*WHAT IS EXPECTED*. Swap every "gear-icon" in the records below for "cog-icon" and write out all the lines again with nothing else changed.

*PROVIDED INFORMATION*.
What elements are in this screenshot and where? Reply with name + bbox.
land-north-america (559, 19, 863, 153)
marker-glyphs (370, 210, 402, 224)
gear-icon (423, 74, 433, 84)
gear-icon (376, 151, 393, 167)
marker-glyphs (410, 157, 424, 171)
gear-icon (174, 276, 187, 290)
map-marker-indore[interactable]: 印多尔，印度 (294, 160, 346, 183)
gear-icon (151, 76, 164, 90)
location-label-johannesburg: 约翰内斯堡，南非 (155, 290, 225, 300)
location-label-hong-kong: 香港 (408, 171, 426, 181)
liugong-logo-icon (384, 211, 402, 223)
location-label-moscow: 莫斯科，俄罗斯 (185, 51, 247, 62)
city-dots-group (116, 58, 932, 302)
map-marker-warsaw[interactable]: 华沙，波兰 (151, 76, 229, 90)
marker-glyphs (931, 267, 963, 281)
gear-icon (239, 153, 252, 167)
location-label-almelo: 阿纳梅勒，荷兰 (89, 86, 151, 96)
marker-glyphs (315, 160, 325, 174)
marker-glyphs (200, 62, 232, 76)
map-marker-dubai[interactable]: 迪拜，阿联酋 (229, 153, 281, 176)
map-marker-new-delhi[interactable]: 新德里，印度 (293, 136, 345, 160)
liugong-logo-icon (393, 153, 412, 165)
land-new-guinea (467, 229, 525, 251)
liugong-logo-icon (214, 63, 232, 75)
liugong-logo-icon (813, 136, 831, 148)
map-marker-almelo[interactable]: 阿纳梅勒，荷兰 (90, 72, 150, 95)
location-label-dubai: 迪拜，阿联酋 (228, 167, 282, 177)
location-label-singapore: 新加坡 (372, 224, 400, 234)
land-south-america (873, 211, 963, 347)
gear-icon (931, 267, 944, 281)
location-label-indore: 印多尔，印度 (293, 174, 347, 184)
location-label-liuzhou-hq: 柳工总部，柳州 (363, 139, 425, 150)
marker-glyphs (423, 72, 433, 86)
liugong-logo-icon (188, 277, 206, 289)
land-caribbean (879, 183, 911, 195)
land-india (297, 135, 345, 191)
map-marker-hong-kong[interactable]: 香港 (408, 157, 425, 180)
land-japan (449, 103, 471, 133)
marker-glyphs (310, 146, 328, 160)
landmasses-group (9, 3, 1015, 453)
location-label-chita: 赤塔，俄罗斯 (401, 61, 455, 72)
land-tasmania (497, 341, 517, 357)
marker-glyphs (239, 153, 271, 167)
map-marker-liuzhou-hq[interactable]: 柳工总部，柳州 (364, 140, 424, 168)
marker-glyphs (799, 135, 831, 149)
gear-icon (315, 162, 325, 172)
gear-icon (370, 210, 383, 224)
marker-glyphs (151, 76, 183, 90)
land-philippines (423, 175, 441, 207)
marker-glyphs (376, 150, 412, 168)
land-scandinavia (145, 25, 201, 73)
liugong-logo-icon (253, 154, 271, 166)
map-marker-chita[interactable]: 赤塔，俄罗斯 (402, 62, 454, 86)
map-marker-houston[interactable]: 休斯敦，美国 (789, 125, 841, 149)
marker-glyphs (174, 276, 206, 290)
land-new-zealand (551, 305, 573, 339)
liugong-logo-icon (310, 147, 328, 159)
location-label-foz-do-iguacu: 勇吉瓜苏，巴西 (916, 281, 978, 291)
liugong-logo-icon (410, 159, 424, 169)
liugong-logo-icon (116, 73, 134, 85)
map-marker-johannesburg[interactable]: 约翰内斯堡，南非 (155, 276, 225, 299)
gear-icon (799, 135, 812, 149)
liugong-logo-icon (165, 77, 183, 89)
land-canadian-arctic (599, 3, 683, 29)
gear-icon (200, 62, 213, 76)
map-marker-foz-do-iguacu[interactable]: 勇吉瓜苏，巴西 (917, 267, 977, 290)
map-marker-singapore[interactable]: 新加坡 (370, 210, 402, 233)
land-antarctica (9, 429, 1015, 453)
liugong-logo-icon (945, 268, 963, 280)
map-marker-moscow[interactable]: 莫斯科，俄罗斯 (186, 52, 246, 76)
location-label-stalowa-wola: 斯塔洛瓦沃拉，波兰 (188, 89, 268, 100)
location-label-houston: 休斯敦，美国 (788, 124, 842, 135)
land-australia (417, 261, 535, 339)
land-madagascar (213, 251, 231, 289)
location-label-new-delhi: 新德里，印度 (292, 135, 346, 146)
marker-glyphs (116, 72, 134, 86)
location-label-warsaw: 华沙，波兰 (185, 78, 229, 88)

*OUTPUT FOR THIS EXERCISE*.
What elements are in this screenshot and where? Reply with name + bbox.
land-north-america (559, 19, 863, 153)
marker-glyphs (370, 210, 402, 224)
cog-icon (423, 74, 433, 84)
cog-icon (376, 151, 393, 167)
marker-glyphs (410, 157, 424, 171)
cog-icon (174, 276, 187, 290)
map-marker-indore[interactable]: 印多尔，印度 (294, 160, 346, 183)
cog-icon (151, 76, 164, 90)
location-label-johannesburg: 约翰内斯堡，南非 (155, 290, 225, 300)
location-label-hong-kong: 香港 (408, 171, 426, 181)
liugong-logo-icon (384, 211, 402, 223)
location-label-moscow: 莫斯科，俄罗斯 (185, 51, 247, 62)
city-dots-group (116, 58, 932, 302)
map-marker-warsaw[interactable]: 华沙，波兰 (151, 76, 229, 90)
marker-glyphs (931, 267, 963, 281)
cog-icon (239, 153, 252, 167)
location-label-almelo: 阿纳梅勒，荷兰 (89, 86, 151, 96)
marker-glyphs (315, 160, 325, 174)
marker-glyphs (200, 62, 232, 76)
map-marker-dubai[interactable]: 迪拜，阿联酋 (229, 153, 281, 176)
map-marker-new-delhi[interactable]: 新德里，印度 (293, 136, 345, 160)
liugong-logo-icon (393, 153, 412, 165)
land-new-guinea (467, 229, 525, 251)
liugong-logo-icon (214, 63, 232, 75)
liugong-logo-icon (813, 136, 831, 148)
map-marker-almelo[interactable]: 阿纳梅勒，荷兰 (90, 72, 150, 95)
location-label-dubai: 迪拜，阿联酋 (228, 167, 282, 177)
location-label-singapore: 新加坡 (372, 224, 400, 234)
land-south-america (873, 211, 963, 347)
cog-icon (931, 267, 944, 281)
location-label-indore: 印多尔，印度 (293, 174, 347, 184)
location-label-liuzhou-hq: 柳工总部，柳州 (363, 139, 425, 150)
marker-glyphs (423, 72, 433, 86)
liugong-logo-icon (188, 277, 206, 289)
land-caribbean (879, 183, 911, 195)
land-india (297, 135, 345, 191)
map-marker-hong-kong[interactable]: 香港 (408, 157, 425, 180)
land-japan (449, 103, 471, 133)
marker-glyphs (310, 146, 328, 160)
landmasses-group (9, 3, 1015, 453)
location-label-chita: 赤塔，俄罗斯 (401, 61, 455, 72)
land-tasmania (497, 341, 517, 357)
marker-glyphs (239, 153, 271, 167)
map-marker-liuzhou-hq[interactable]: 柳工总部，柳州 (364, 140, 424, 168)
marker-glyphs (799, 135, 831, 149)
cog-icon (315, 162, 325, 172)
cog-icon (370, 210, 383, 224)
marker-glyphs (151, 76, 183, 90)
land-philippines (423, 175, 441, 207)
marker-glyphs (376, 150, 412, 168)
land-scandinavia (145, 25, 201, 73)
liugong-logo-icon (253, 154, 271, 166)
map-marker-chita[interactable]: 赤塔，俄罗斯 (402, 62, 454, 86)
map-marker-houston[interactable]: 休斯敦，美国 (789, 125, 841, 149)
marker-glyphs (174, 276, 206, 290)
land-new-zealand (551, 305, 573, 339)
liugong-logo-icon (310, 147, 328, 159)
location-label-foz-do-iguacu: 勇吉瓜苏，巴西 (916, 281, 978, 291)
liugong-logo-icon (410, 159, 424, 169)
liugong-logo-icon (116, 73, 134, 85)
map-marker-johannesburg[interactable]: 约翰内斯堡，南非 (155, 276, 225, 299)
cog-icon (799, 135, 812, 149)
liugong-logo-icon (165, 77, 183, 89)
land-canadian-arctic (599, 3, 683, 29)
cog-icon (200, 62, 213, 76)
map-marker-foz-do-iguacu[interactable]: 勇吉瓜苏，巴西 (917, 267, 977, 290)
map-marker-singapore[interactable]: 新加坡 (370, 210, 402, 233)
land-antarctica (9, 429, 1015, 453)
liugong-logo-icon (945, 268, 963, 280)
map-marker-moscow[interactable]: 莫斯科，俄罗斯 (186, 52, 246, 76)
location-label-stalowa-wola: 斯塔洛瓦沃拉，波兰 (188, 89, 268, 100)
location-label-houston: 休斯敦，美国 (788, 124, 842, 135)
land-australia (417, 261, 535, 339)
land-madagascar (213, 251, 231, 289)
location-label-new-delhi: 新德里，印度 (292, 135, 346, 146)
marker-glyphs (116, 72, 134, 86)
location-label-warsaw: 华沙，波兰 (185, 78, 229, 88)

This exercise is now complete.